§ What is being asked: Find and copy every line in the records that includes the string "佛山科学技术学院".

§ Provided data:

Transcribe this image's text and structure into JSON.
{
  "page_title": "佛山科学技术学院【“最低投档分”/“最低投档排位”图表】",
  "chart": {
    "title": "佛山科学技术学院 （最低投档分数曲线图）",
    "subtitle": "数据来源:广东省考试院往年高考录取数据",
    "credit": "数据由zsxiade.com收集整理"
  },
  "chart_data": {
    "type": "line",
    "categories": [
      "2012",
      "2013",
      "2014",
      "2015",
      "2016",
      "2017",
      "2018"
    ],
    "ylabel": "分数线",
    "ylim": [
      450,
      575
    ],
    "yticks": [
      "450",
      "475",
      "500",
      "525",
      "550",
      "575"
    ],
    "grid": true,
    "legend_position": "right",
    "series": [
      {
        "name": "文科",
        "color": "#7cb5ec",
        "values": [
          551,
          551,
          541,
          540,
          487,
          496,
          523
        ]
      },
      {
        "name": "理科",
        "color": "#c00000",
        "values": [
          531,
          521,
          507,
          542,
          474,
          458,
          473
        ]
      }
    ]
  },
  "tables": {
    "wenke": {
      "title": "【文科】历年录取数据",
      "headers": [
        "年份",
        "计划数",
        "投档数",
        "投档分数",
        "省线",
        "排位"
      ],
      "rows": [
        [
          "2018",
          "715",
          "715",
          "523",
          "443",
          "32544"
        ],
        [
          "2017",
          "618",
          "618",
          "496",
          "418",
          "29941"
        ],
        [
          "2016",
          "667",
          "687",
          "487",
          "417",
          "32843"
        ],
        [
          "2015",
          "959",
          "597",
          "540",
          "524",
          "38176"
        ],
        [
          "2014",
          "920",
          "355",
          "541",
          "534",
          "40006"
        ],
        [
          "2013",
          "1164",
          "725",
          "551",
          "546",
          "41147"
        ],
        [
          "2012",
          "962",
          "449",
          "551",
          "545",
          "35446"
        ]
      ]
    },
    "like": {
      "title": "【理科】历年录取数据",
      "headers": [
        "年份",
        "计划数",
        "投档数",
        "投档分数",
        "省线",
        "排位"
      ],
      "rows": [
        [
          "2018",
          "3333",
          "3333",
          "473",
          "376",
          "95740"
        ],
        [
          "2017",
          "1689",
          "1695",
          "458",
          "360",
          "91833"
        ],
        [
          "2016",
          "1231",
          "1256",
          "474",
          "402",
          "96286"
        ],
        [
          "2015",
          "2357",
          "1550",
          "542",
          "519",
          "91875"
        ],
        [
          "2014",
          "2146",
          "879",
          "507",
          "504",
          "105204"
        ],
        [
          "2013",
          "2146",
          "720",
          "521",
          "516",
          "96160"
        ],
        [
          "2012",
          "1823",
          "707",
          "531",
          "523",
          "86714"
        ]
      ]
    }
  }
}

§ Full solution:
  "page_title": "佛山科学技术学院【“最低投档分”/“最低投档排位”图表】",
    "title": "佛山科学技术学院 （最低投档分数曲线图）",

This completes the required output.